**Challenge:**
Scan the data below and pick out the lines containing the word "than".

**Given data:**

[Begin]

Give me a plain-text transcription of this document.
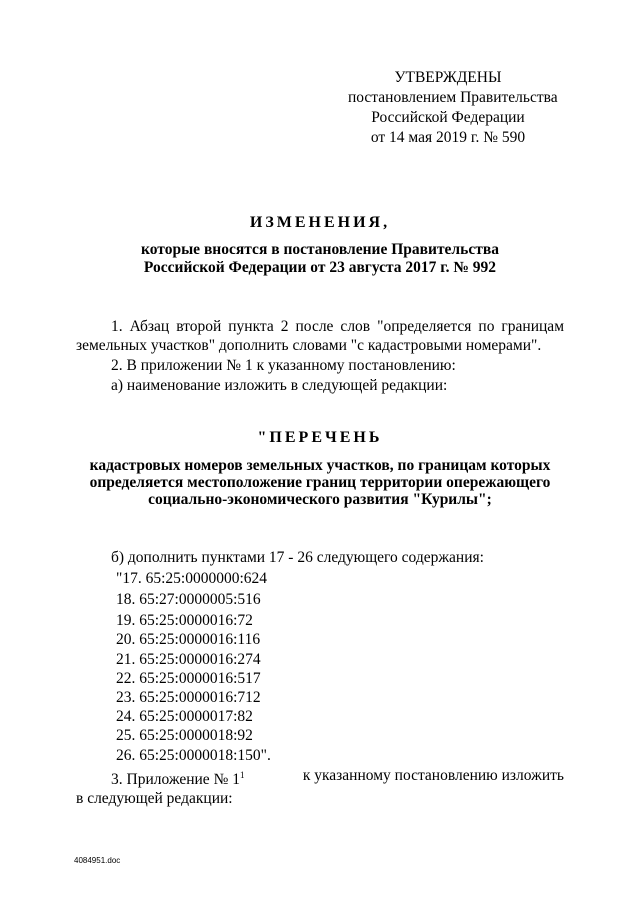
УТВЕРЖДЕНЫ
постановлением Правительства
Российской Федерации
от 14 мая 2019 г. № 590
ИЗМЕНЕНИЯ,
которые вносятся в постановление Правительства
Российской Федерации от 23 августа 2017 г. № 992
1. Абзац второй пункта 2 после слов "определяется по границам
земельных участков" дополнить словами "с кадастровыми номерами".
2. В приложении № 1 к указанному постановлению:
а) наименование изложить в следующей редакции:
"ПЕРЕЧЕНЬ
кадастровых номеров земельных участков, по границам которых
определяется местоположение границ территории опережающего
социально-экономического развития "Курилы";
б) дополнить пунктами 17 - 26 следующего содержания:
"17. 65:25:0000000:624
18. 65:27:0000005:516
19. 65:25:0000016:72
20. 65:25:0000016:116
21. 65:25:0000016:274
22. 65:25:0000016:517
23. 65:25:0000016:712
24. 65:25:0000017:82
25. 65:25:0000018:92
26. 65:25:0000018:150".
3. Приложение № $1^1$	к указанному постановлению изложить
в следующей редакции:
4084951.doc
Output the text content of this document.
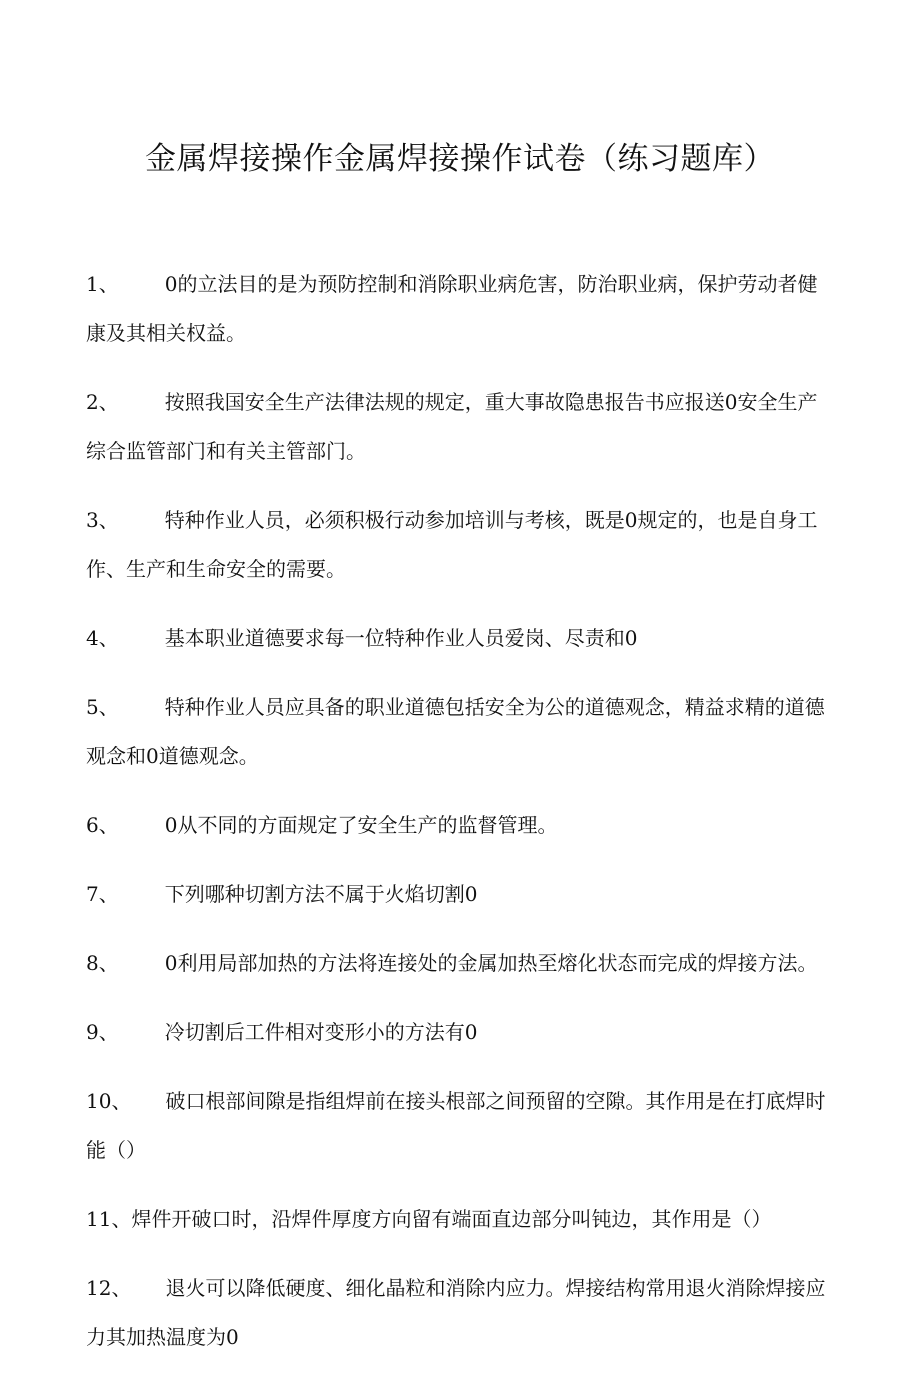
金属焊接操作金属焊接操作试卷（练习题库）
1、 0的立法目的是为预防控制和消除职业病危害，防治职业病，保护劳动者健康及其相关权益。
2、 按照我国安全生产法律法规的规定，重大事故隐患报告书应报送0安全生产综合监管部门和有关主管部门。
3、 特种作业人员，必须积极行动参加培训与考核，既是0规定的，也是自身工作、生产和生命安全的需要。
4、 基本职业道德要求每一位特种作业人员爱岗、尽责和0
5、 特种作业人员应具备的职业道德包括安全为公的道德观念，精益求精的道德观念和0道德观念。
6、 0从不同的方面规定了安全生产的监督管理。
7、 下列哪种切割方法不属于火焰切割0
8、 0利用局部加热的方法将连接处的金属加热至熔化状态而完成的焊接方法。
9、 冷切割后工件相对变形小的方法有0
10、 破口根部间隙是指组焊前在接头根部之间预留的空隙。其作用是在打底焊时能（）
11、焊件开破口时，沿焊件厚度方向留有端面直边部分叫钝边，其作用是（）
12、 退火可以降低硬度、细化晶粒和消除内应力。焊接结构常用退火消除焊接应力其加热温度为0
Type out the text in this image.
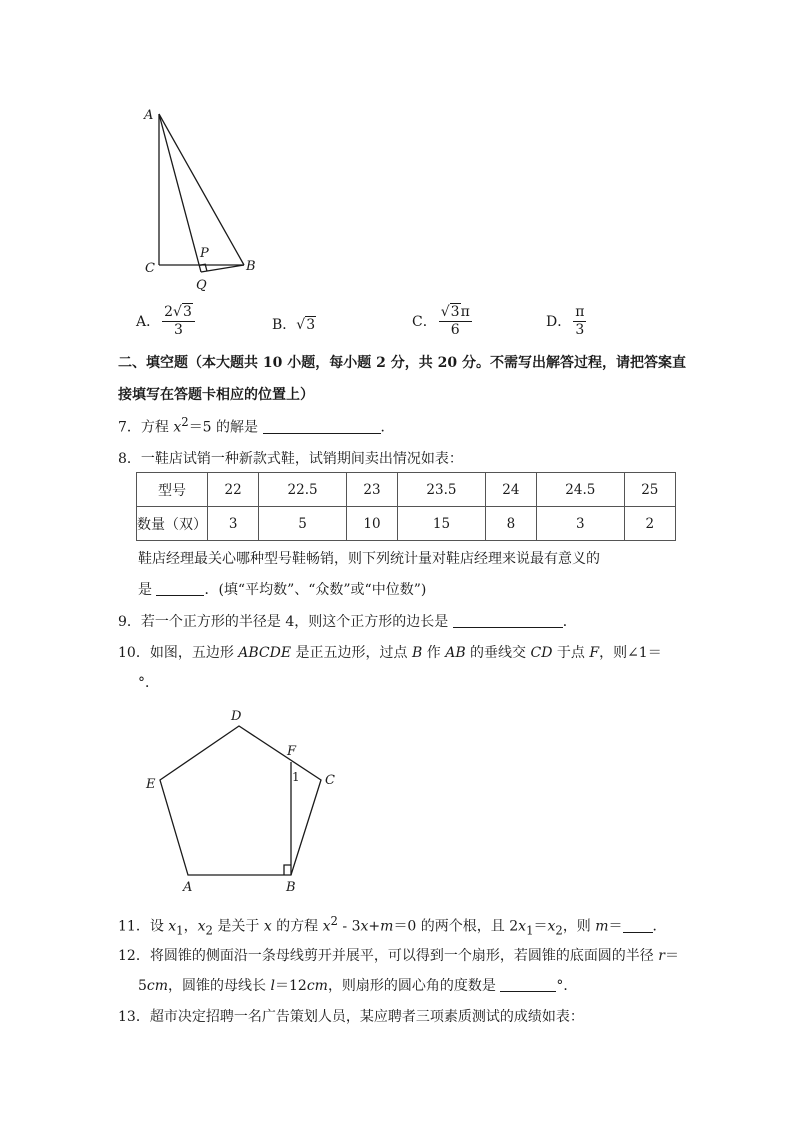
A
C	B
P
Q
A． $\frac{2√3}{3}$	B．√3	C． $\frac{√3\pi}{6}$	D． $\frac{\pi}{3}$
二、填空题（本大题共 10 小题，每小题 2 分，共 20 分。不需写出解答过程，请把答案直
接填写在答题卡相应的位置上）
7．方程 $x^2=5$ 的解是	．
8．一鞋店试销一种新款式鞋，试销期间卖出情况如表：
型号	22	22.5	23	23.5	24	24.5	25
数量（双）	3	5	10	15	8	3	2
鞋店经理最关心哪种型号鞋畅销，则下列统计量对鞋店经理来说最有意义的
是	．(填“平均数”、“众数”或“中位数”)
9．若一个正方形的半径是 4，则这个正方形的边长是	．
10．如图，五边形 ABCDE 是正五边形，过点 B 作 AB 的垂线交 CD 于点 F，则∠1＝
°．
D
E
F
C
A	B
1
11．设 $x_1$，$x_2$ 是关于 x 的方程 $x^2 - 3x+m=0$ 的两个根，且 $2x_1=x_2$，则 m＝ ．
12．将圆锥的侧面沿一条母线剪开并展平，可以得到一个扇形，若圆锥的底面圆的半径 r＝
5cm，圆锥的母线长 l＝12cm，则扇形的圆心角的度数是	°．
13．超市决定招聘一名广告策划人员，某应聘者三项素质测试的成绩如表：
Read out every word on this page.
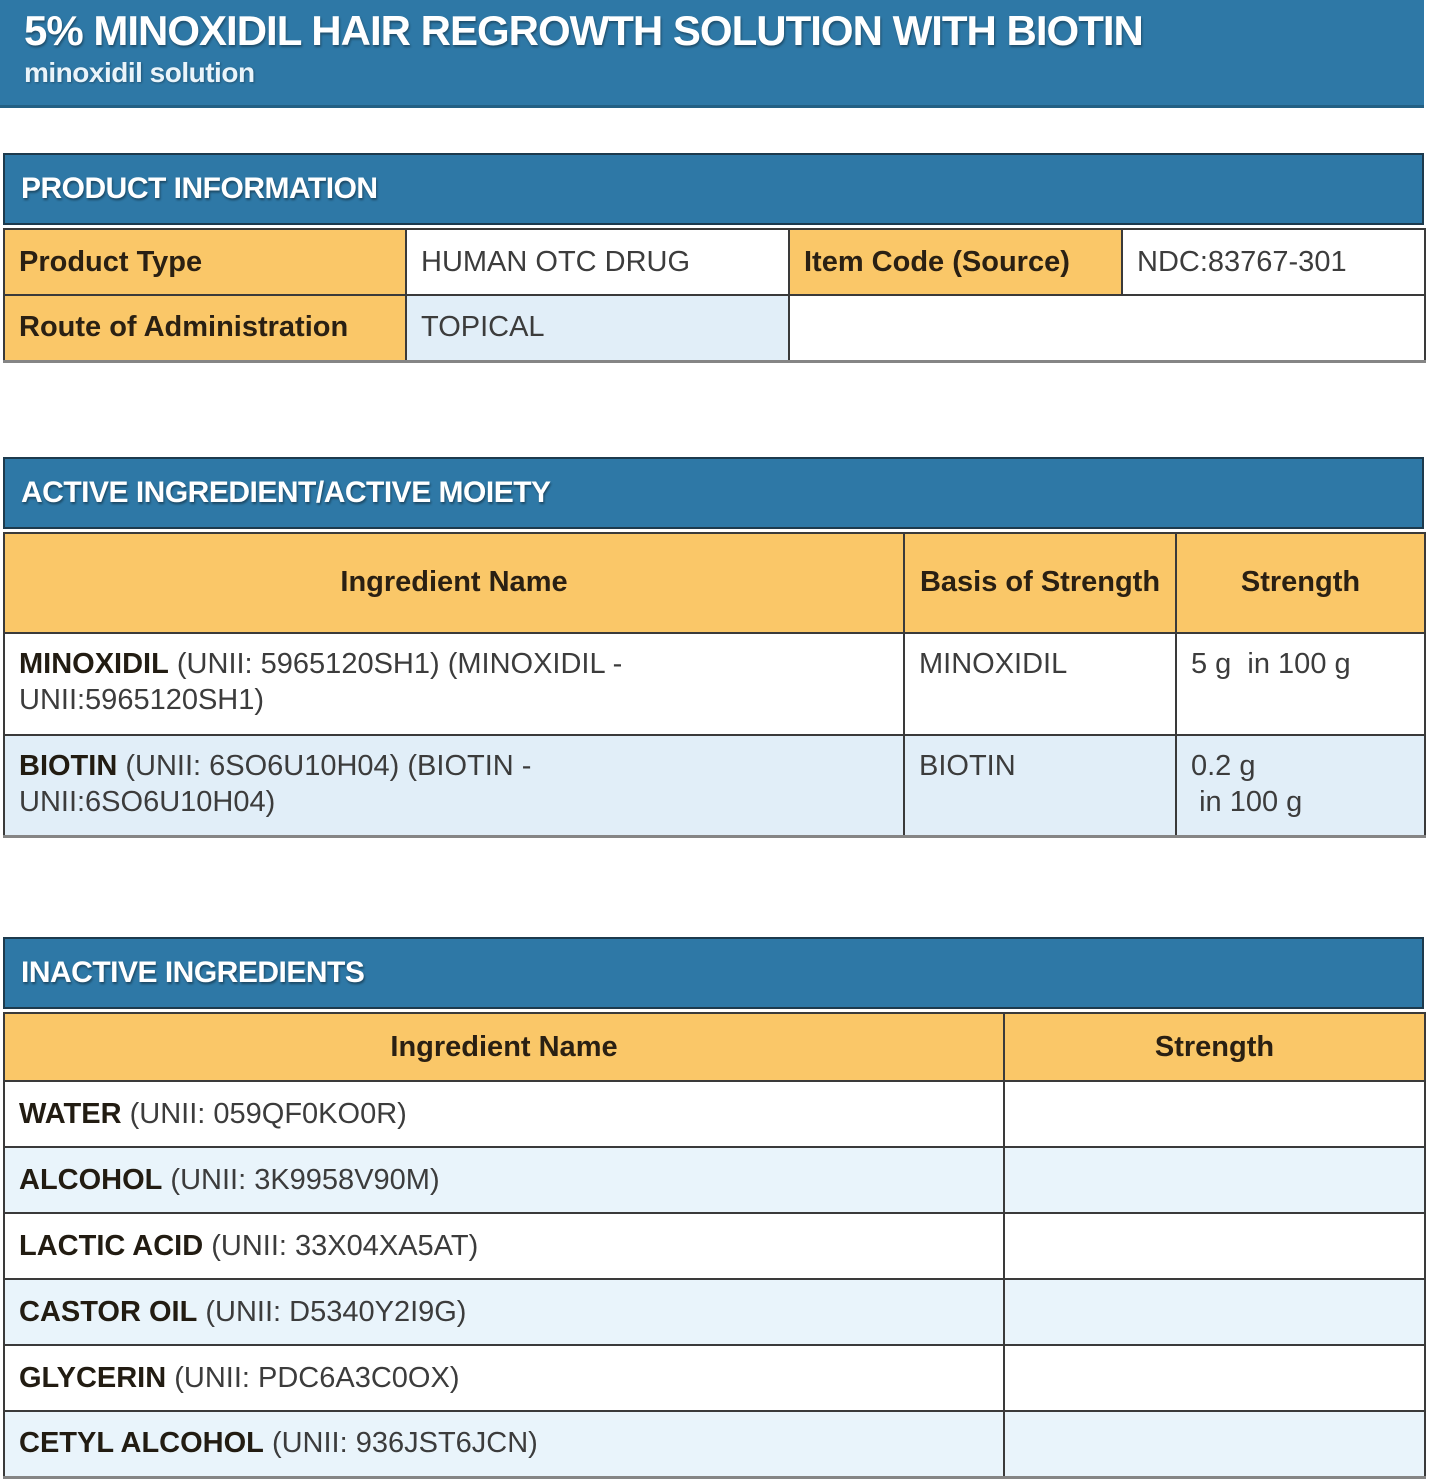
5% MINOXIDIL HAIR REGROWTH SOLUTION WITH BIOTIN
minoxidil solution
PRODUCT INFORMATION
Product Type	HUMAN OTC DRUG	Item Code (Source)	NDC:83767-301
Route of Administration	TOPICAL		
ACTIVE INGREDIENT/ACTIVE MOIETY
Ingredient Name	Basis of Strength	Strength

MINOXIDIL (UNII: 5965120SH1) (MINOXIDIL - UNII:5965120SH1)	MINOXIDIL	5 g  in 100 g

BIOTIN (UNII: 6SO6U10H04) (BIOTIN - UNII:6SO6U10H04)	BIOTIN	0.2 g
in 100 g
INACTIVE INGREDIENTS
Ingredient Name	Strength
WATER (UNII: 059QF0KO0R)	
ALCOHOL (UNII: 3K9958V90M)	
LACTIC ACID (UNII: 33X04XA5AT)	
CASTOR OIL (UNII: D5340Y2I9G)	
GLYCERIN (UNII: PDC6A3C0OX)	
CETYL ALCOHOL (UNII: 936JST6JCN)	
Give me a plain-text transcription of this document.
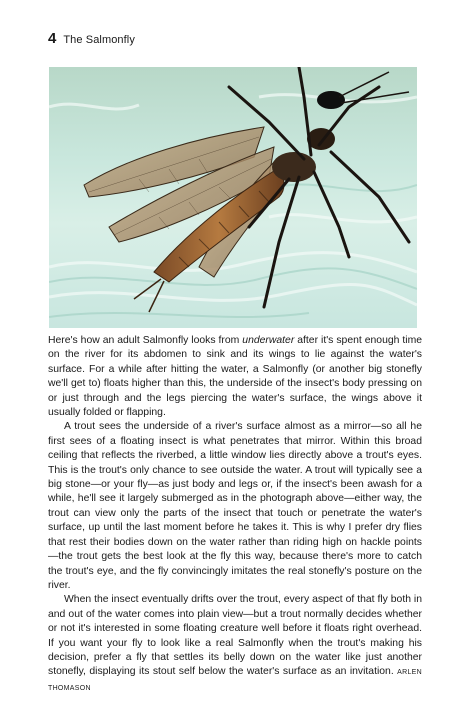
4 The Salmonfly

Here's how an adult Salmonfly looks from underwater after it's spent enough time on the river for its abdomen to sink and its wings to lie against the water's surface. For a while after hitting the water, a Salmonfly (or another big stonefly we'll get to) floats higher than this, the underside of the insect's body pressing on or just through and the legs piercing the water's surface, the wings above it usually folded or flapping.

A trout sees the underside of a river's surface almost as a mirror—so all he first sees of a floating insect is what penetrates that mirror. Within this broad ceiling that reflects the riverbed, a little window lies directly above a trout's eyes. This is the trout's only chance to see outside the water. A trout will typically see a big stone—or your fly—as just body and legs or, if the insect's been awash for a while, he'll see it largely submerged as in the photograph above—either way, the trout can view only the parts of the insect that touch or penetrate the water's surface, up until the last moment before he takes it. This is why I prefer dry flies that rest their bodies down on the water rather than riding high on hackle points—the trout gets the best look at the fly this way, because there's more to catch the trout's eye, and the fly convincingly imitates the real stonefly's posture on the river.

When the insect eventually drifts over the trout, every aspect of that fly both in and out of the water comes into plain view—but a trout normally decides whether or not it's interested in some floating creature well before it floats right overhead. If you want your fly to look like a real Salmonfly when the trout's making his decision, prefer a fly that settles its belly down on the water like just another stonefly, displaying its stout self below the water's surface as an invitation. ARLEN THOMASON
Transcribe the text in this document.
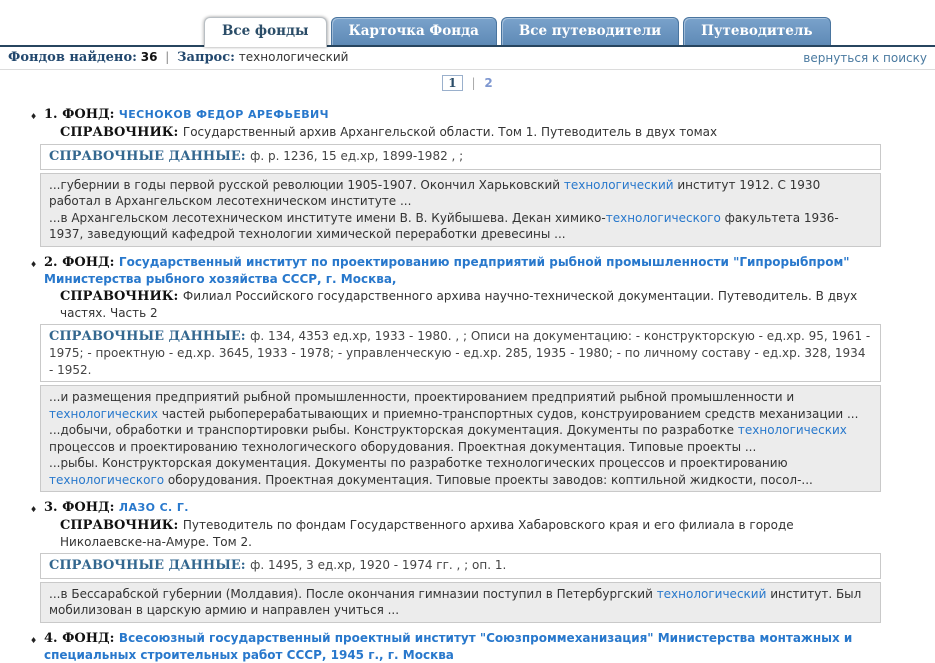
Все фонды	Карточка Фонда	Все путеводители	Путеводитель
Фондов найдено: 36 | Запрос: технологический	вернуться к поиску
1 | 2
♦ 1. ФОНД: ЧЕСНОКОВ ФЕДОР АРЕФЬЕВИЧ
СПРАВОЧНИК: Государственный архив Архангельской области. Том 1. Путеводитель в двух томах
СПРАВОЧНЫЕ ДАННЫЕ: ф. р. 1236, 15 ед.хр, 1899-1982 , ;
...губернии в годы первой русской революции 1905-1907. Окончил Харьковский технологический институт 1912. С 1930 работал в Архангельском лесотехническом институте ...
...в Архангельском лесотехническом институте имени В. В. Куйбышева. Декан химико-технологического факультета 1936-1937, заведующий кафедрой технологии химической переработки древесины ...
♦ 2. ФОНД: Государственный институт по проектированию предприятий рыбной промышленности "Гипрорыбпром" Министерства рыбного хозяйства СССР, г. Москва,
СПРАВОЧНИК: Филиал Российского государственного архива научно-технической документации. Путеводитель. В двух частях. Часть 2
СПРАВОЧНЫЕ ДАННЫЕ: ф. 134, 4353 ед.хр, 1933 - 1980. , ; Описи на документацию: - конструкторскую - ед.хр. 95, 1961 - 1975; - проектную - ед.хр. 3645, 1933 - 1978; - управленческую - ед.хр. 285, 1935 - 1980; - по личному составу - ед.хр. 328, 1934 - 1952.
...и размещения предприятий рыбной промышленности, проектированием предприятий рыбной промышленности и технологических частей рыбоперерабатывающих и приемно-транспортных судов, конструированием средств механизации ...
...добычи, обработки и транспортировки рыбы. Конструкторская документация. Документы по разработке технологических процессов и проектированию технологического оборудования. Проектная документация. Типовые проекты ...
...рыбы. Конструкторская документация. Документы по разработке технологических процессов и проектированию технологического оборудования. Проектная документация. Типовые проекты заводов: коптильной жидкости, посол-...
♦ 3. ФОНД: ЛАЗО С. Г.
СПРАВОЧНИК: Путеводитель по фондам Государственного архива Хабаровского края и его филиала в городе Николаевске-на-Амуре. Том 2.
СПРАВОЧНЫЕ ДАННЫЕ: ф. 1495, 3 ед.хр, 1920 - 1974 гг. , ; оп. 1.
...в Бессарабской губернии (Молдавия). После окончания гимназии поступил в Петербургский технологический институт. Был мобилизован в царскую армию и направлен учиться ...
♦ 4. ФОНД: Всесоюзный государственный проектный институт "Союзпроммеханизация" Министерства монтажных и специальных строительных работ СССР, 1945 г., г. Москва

[End]

**Task solution:**
Here's how an adult Salmonfly looks from underwater after it's spent enough time on the river for its abdomen to sink and its wings to lie against the water's surface. For a while after hitting the water, a Salmonfly (or another big stonefly we'll get to) floats higher than this, the underside of the insect's body pressing on or just through and the legs piercing the water's surface, the wings above it usually folded or flapping.
A trout sees the underside of a river's surface almost as a mirror—so all he first sees of a floating insect is what penetrates that mirror. Within this broad ceiling that reflects the riverbed, a little window lies directly above a trout's eyes. This is the trout's only chance to see outside the water. A trout will typically see a big stone—or your fly—as just body and legs or, if the insect's been awash for a while, he'll see it largely submerged as in the photograph above—either way, the trout can view only the parts of the insect that touch or penetrate the water's surface, up until the last moment before he takes it. This is why I prefer dry flies that rest their bodies down on the water rather than riding high on hackle points—the trout gets the best look at the fly this way, because there's more to catch the trout's eye, and the fly convincingly imitates the real stonefly's posture on the river.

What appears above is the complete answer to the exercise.